### BRIEF
Repeat the records below exactly, leaving out any pictures.

[Data records]
+ + +

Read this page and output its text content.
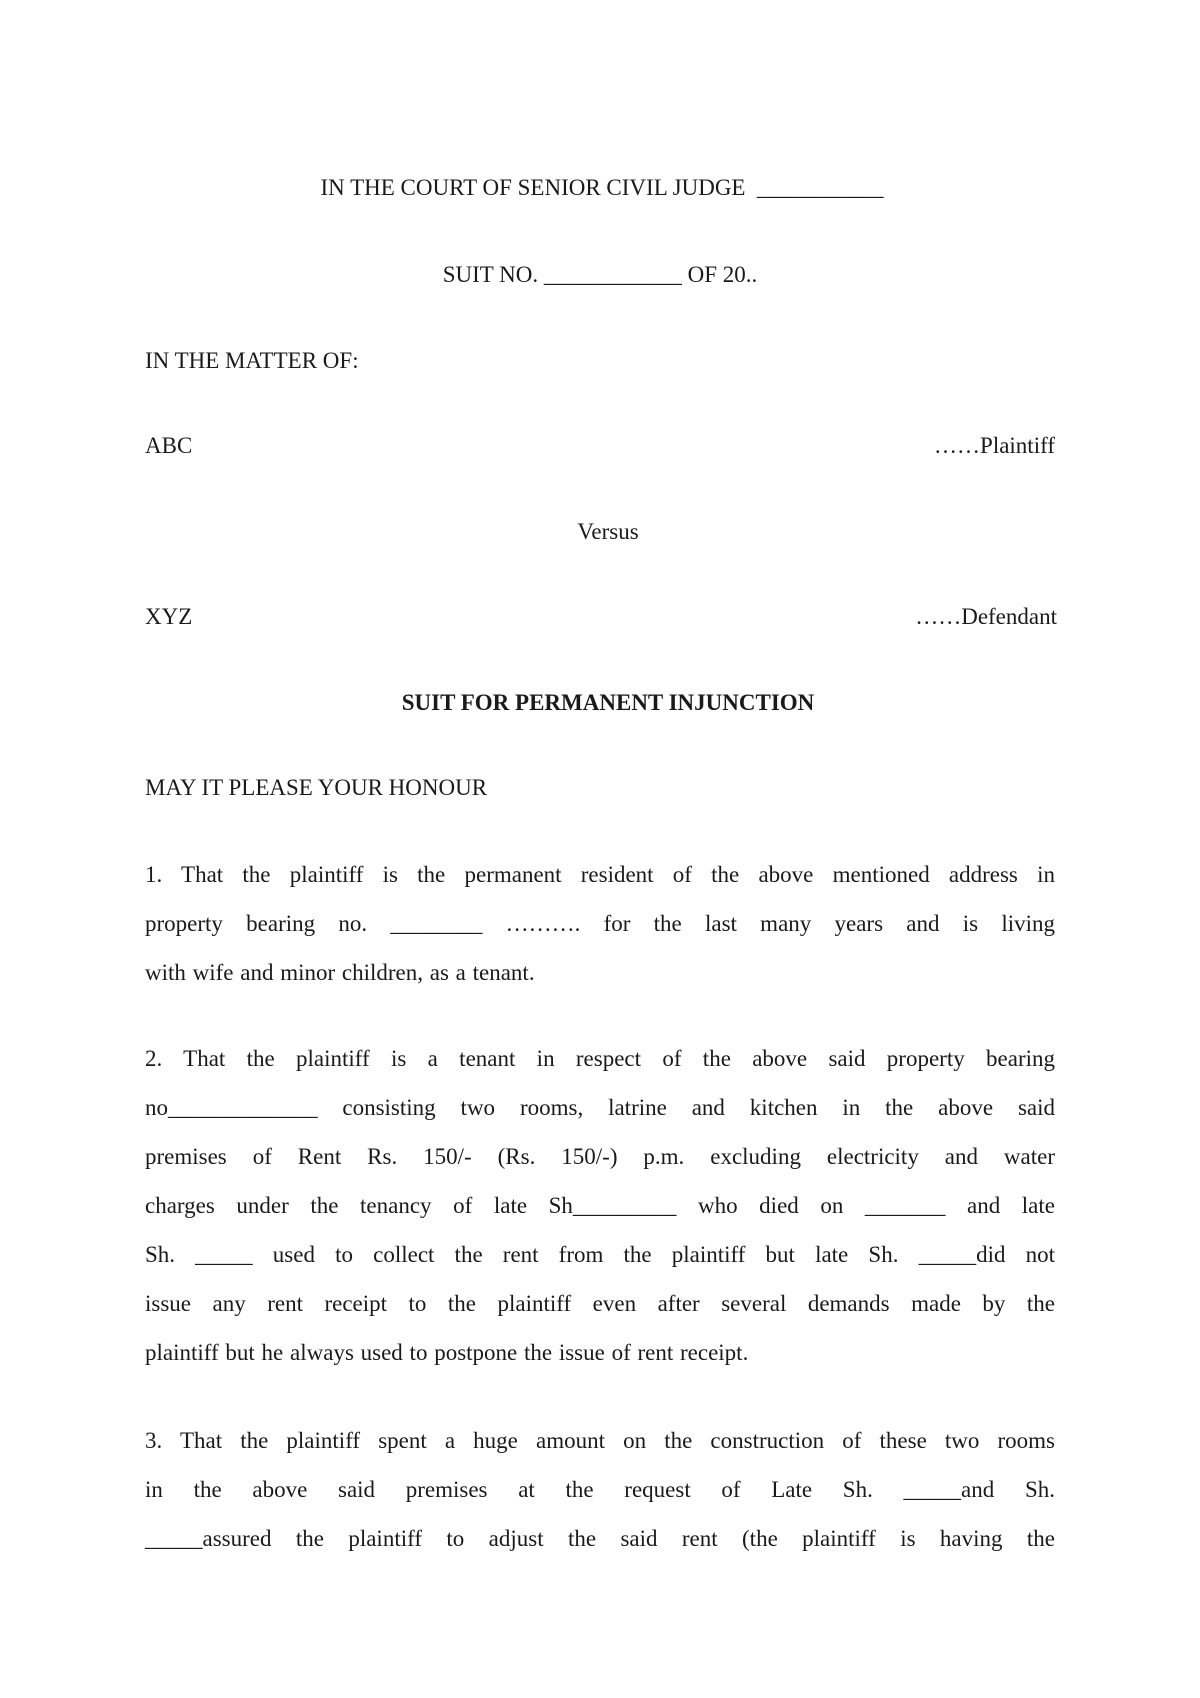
IN THE COURT OF SENIOR CIVIL JUDGE  ___________
SUIT NO. ____________ OF 20..
IN THE MATTER OF:
ABC	……Plaintiff
Versus
XYZ	……Defendant
SUIT FOR PERMANENT INJUNCTION
MAY IT PLEASE YOUR HONOUR
1. That the plaintiff is the permanent resident of the above mentioned address in
property bearing no. ________ ………. for the last many years and is living
with wife and minor children, as a tenant.
2. That the plaintiff is a tenant in respect of the above said property bearing
no_____________ consisting two rooms, latrine and kitchen in the above said
premises of Rent Rs. 150/- (Rs. 150/-) p.m. excluding electricity and water
charges under the tenancy of late Sh_________ who died on _______ and late
Sh. _____ used to collect the rent from the plaintiff but late Sh. _____did not
issue any rent receipt to the plaintiff even after several demands made by the
plaintiff but he always used to postpone the issue of rent receipt.
3. That the plaintiff spent a huge amount on the construction of these two rooms
in the above said premises at the request of Late Sh. _____and Sh.
_____assured the plaintiff to adjust the said rent (the plaintiff is having the
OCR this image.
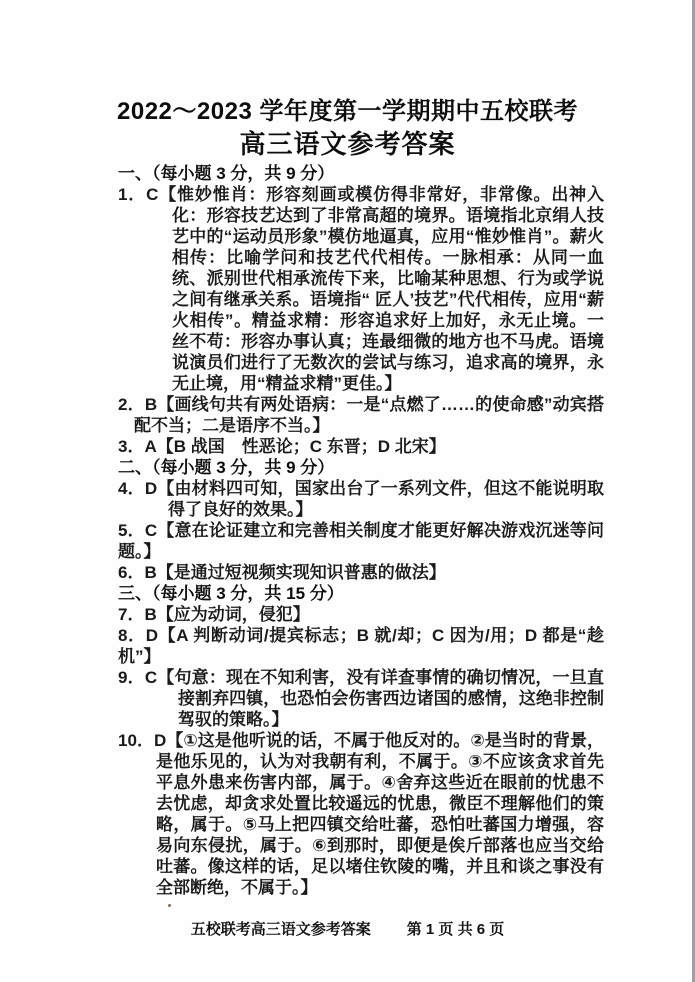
2022～2023 学年度第一学期期中五校联考
高三语文参考答案
一、（每小题 3 分，共 9 分）
1．C【惟妙惟肖：形容刻画或模仿得非常好，非常像。出神入化：形容技艺达到了非常高超的境界。语境指北京绢人技艺中的“运动员形象”模仿地逼真，应用“惟妙惟肖”。薪火相传：比喻学问和技艺代代相传。一脉相承：从同一血统、派别世代相承流传下来，比喻某种思想、行为或学说之间有继承关系。语境指“ 匠人’技艺”代代相传，应用“薪火相传”。精益求精：形容追求好上加好，永无止境。一丝不苟：形容办事认真；连最细微的地方也不马虎。语境说演员们进行了无数次的尝试与练习，追求高的境界，永无止境，用“精益求精”更佳。】
2．B【画线句共有两处语病：一是“点燃了……的使命感”动宾搭配不当；二是语序不当。】
3．A【B 战国　性恶论；C 东晋；D 北宋】
二、（每小题 3 分，共 9 分）
4．D【由材料四可知，国家出台了一系列文件，但这不能说明取得了良好的效果。】
5．C【意在论证建立和完善相关制度才能更好解决游戏沉迷等问题。】
6．B【是通过短视频实现知识普惠的做法】
三、（每小题 3 分，共 15 分）
7．B【应为动词，侵犯】
8．D【A 判断动词/提宾标志；B 就/却；C 因为/用；D 都是“趁机”】
9．C【句意：现在不知利害，没有详查事情的确切情况，一旦直接割弃四镇，也恐怕会伤害西边诸国的感情，这绝非控制驾驭的策略。】
10．D【①这是他听说的话，不属于他反对的。②是当时的背景，是他乐见的，认为对我朝有利，不属于。③不应该贪求首先平息外患来伤害内部，属于。④舍弃这些近在眼前的忧患不去忧虑，却贪求处置比较遥远的忧患，微臣不理解他们的策略，属于。⑤马上把四镇交给吐蕃，恐怕吐蕃国力增强，容易向东侵扰，属于。⑥到那时，即便是俟斤部落也应当交给吐蕃。像这样的话，足以堵住钦陵的嘴，并且和谈之事没有全部断绝，不属于。】
五校联考高三语文参考答案 第 1 页 共 6 页
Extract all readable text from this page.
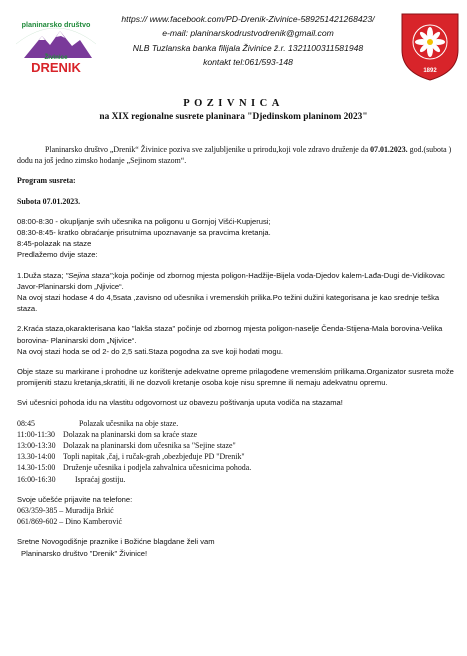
planinarsko društvo
Živinice
DRENIK
https:// www.facebook.com/PD-Drenik-Zivinice-589251421268423/
e-mail: planinarskodrustvodrenik@gmail.com
NLB Tuzlanska banka filijala Živinice ž.r. 1321100311581948
kontakt tel:061/593-148
1892
POZIVNICA
na XIX regionalne susrete planinara "Djedinskom planinom 2023"

Planinarsko društvo „Drenik“ Živinice poziva sve zaljubljenike u prirodu,koji vole zdravo druženje da 07.01.2023. god.(subota ) dođu na još jedno zimsko hodanje „Sejinom stazom“.

Program susreta:

Subota 07.01.2023.

08:00-8:30 - okupljanje svih učesnika na poligonu u Gornjoj Višći-Kupjerusi;

08:30-8:45- kratko obraćanje prisutnima upoznavanje sa pravcima kretanja.

8:45-polazak na staze

Predlažemo dvije staze:

1.Duža staza; "Sejina staza";koja počinje od zbornog mjesta poligon-Hadžije-Bijela voda-Djedov kalem-Lađa-Dugi de-Vidikovac Javor-Planinarski dom „Njivice“.

Na ovoj stazi hodase 4 do 4,5sata ,zavisno od učesnika i vremenskih prilika.Po težini dužini kategorisana je kao srednje teška staza.

2.Kraća staza,okarakterisana kao "lakša staza" počinje od zbornog mjesta poligon-naselje Čenda-Stijena-Mala borovina-Velika borovina- Planinarski dom „Njivice“.

Na ovoj stazi hoda se od 2- do 2,5 sati.Staza pogodna za sve koji hodati mogu.

Obje staze su markirane i prohodne uz korištenje adekvatne opreme prilagođene vremenskim prilikama.Organizator susreta može promijeniti stazu kretanja,skratiti, ili ne dozvoli kretanje osoba koje nisu spremne ili nemaju adekvatnu opremu.

Svi učesnici pohoda idu na vlastitu odgovornost uz obavezu poštivanja uputa vodiča na stazama!

08:45	Polazak učesnika na obje staze.
11:00-11:30	Dolazak na planinarski dom sa kraće staze
13:00-13:30 Dolazak na planinarski dom učesnika sa "Sejine staze"
13.30-14:00 Topli napitak ,čaj, i ručak-grah ,obezbjeđuje PD "Drenik"
14.30-15:00 Druženje učesnika i podjela zahvalnica učesnicima pohoda.
16:00-16:30	Ispraćaj gostiju.

Svoje učešće prijavite na telefone:

063/359-385 – Muradija Brkić

061/869-602 – Dino Kamberović

Sretne Novogodišnje praznike i Božićne blagdane želi vam

Planinarsko društvo "Drenik" Živinice!
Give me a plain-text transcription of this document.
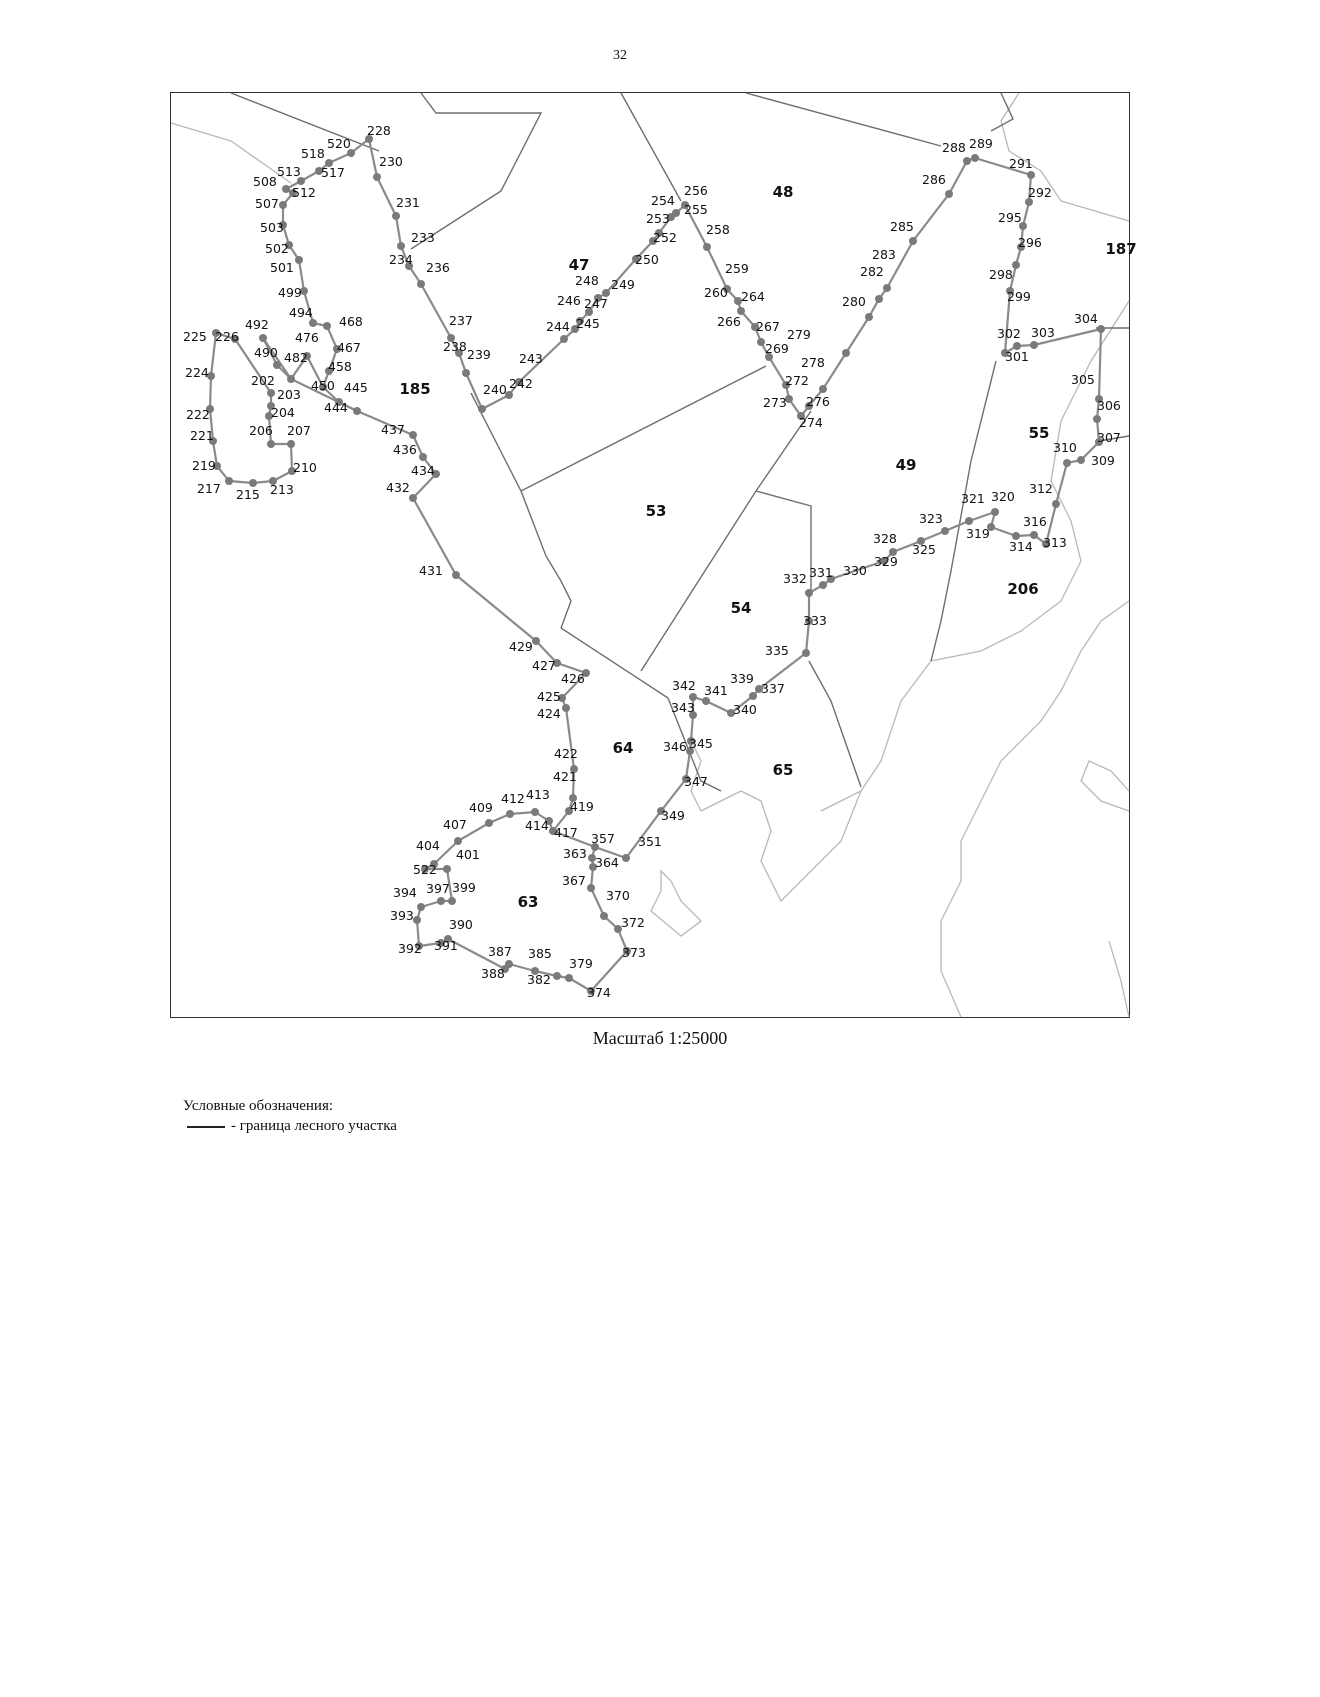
32
228
230
231
233
234
236
237
238
239
240 242
243
244 245
246 247
248 249
250
252
253
254
255
256
258
259
260 264
266 267
269
272
273
274
276
278
279
280
282
283
285
286
288 289
291
292
295
296
298
299
301
302 303
304
305
306
307
309
310
312
313
314
316
319
320
321
323
325
328
329
330
331
332
333
335
337
339
340
341
342
343
345
346
347
349
351
357
363
364
367
370
372
373
374
379
382
385
387
388
390
391
392
393
394 397 399
401
404
407
409
412 413
414 417
419
421
422
424
425
426
427
429
431
432
434
436
437
444
445
450
458
467
468
476
482
490
492
494
499
501
502
503
507
508
512
513 517
518
520
522
202
203
204
206 207
210
213
215
217
219
221
222
224
225 226
48
47
185
187
55
49
53
206
54
64
65
63
Масштаб 1:25000
Условные обозначения:
- граница лесного участка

+ + +

### CORRECT OUTPUT
Read this page and output its text content.
IN THE COURT OF SENIOR CIVIL JUDGE  ___________
SUIT NO. ____________ OF 20..
IN THE MATTER OF:
ABC	……Plaintiff
Versus
XYZ	……Defendant
SUIT FOR PERMANENT INJUNCTION
MAY IT PLEASE YOUR HONOUR
1. That the plaintiff is the permanent resident of the above mentioned address in
property bearing no. ________ ………. for the last many years and is living
with wife and minor children, as a tenant.
2. That the plaintiff is a tenant in respect of the above said property bearing
no_____________ consisting two rooms, latrine and kitchen in the above said
premises of Rent Rs. 150/- (Rs. 150/-) p.m. excluding electricity and water
charges under the tenancy of late Sh_________ who died on _______ and late
Sh. _____ used to collect the rent from the plaintiff but late Sh. _____did not
issue any rent receipt to the plaintiff even after several demands made by the
plaintiff but he always used to postpone the issue of rent receipt.
3. That the plaintiff spent a huge amount on the construction of these two rooms
in the above said premises at the request of Late Sh. _____and Sh.
_____assured the plaintiff to adjust the said rent (the plaintiff is having the
OCR this image.
2022～2023 学年度第一学期期中五校联考
高三语文参考答案
一、（每小题 3 分，共 9 分）
1．C【惟妙惟肖：形容刻画或模仿得非常好，非常像。出神入化：形容技艺达到了非常高超的境界。语境指北京绢人技艺中的“运动员形象”模仿地逼真，应用“惟妙惟肖”。薪火相传：比喻学问和技艺代代相传。一脉相承：从同一血统、派别世代相承流传下来，比喻某种思想、行为或学说之间有继承关系。语境指“ 匠人’技艺”代代相传，应用“薪火相传”。精益求精：形容追求好上加好，永无止境。一丝不苟：形容办事认真；连最细微的地方也不马虎。语境说演员们进行了无数次的尝试与练习，追求高的境界，永无止境，用“精益求精”更佳。】
2．B【画线句共有两处语病：一是“点燃了……的使命感”动宾搭配不当；二是语序不当。】
3．A【B 战国　性恶论；C 东晋；D 北宋】
二、（每小题 3 分，共 9 分）
4．D【由材料四可知，国家出台了一系列文件，但这不能说明取得了良好的效果。】
5．C【意在论证建立和完善相关制度才能更好解决游戏沉迷等问题。】
6．B【是通过短视频实现知识普惠的做法】
三、（每小题 3 分，共 15 分）
7．B【应为动词，侵犯】
8．D【A 判断动词/提宾标志；B 就/却；C 因为/用；D 都是“趁机”】
9．C【句意：现在不知利害，没有详查事情的确切情况，一旦直接割弃四镇，也恐怕会伤害西边诸国的感情，这绝非控制驾驭的策略。】
10．D【①这是他听说的话，不属于他反对的。②是当时的背景，是他乐见的，认为对我朝有利，不属于。③不应该贪求首先平息外患来伤害内部，属于。④舍弃这些近在眼前的忧患不去忧虑，却贪求处置比较遥远的忧患，微臣不理解他们的策略，属于。⑤马上把四镇交给吐蕃，恐怕吐蕃国力增强，容易向东侵扰，属于。⑥到那时，即便是俟斤部落也应当交给吐蕃。像这样的话，足以堵住钦陵的嘴，并且和谈之事没有全部断绝，不属于。】
五校联考高三语文参考答案 第 1 页 共 6 页
Extract all readable text from this page.
planinarsko društvo
Živinice
DRENIK
https:// www.facebook.com/PD-Drenik-Zivinice-589251421268423/
e-mail: planinarskodrustvodrenik@gmail.com
NLB Tuzlanska banka filijala Živinice ž.r. 1321100311581948
kontakt tel:061/593-148
1892
POZIVNICA
na XIX regionalne susrete planinara "Djedinskom planinom 2023"

Planinarsko društvo „Drenik“ Živinice poziva sve zaljubljenike u prirodu,koji vole zdravo druženje da 07.01.2023. god.(subota ) dođu na još jedno zimsko hodanje „Sejinom stazom“.

Program susreta:

Subota 07.01.2023.

08:00-8:30 - okupljanje svih učesnika na poligonu u Gornjoj Višći-Kupjerusi;

08:30-8:45- kratko obraćanje prisutnima upoznavanje sa pravcima kretanja.

8:45-polazak na staze

Predlažemo dvije staze:

1.Duža staza; "Sejina staza";koja počinje od zbornog mjesta poligon-Hadžije-Bijela voda-Djedov kalem-Lađa-Dugi de-Vidikovac Javor-Planinarski dom „Njivice“.

Na ovoj stazi hodase 4 do 4,5sata ,zavisno od učesnika i vremenskih prilika.Po težini dužini kategorisana je kao srednje teška staza.

2.Kraća staza,okarakterisana kao "lakša staza" počinje od zbornog mjesta poligon-naselje Čenda-Stijena-Mala borovina-Velika borovina- Planinarski dom „Njivice“.

Na ovoj stazi hoda se od 2- do 2,5 sati.Staza pogodna za sve koji hodati mogu.

Obje staze su markirane i prohodne uz korištenje adekvatne opreme prilagođene vremenskim prilikama.Organizator susreta može promijeniti stazu kretanja,skratiti, ili ne dozvoli kretanje osoba koje nisu spremne ili nemaju adekvatnu opremu.

Svi učesnici pohoda idu na vlastitu odgovornost uz obavezu poštivanja uputa vodiča na stazama!

08:45	Polazak učesnika na obje staze.
11:00-11:30	Dolazak na planinarski dom sa kraće staze
13:00-13:30 Dolazak na planinarski dom učesnika sa "Sejine staze"
13.30-14:00 Topli napitak ,čaj, i ručak-grah ,obezbjeđuje PD "Drenik"
14.30-15:00 Druženje učesnika i podjela zahvalnica učesnicima pohoda.
16:00-16:30	Ispraćaj gostiju.

Svoje učešće prijavite na telefone:

063/359-385 – Muradija Brkić

061/869-602 – Dino Kamberović

Sretne Novogodišnje praznike i Božićne blagdane želi vam

Planinarsko društvo "Drenik" Živinice!
Give me a plain-text transcription of this document.
32
228
230
231
233
234
236
237
238
239
240 242
243
244 245
246 247
248 249
250
252
253
254
255
256
258
259
260 264
266 267
269
272
273
274
276
278
279
280
282
283
285
286
288 289
291
292
295
296
298
299
301
302 303
304
305
306
307
309
310
312
313
314
316
319
320
321
323
325
328
329
330
331
332
333
335
337
339
340
341
342
343
345
346
347
349
351
357
363
364
367
370
372
373
374
379
382
385
387
388
390
391
392
393
394 397 399
401
404
407
409
412 413
414 417
419
421
422
424
425
426
427
429
431
432
434
436
437
444
445
450
458
467
468
476
482
490
492
494
499
501
502
503
507
508
512
513 517
518
520
522
202
203
204
206 207
210
213
215
217
219
221
222
224
225 226
48
47
185
187
55
49
53
206
54
64
65
63
Масштаб 1:25000
Условные обозначения:
- граница лесного участка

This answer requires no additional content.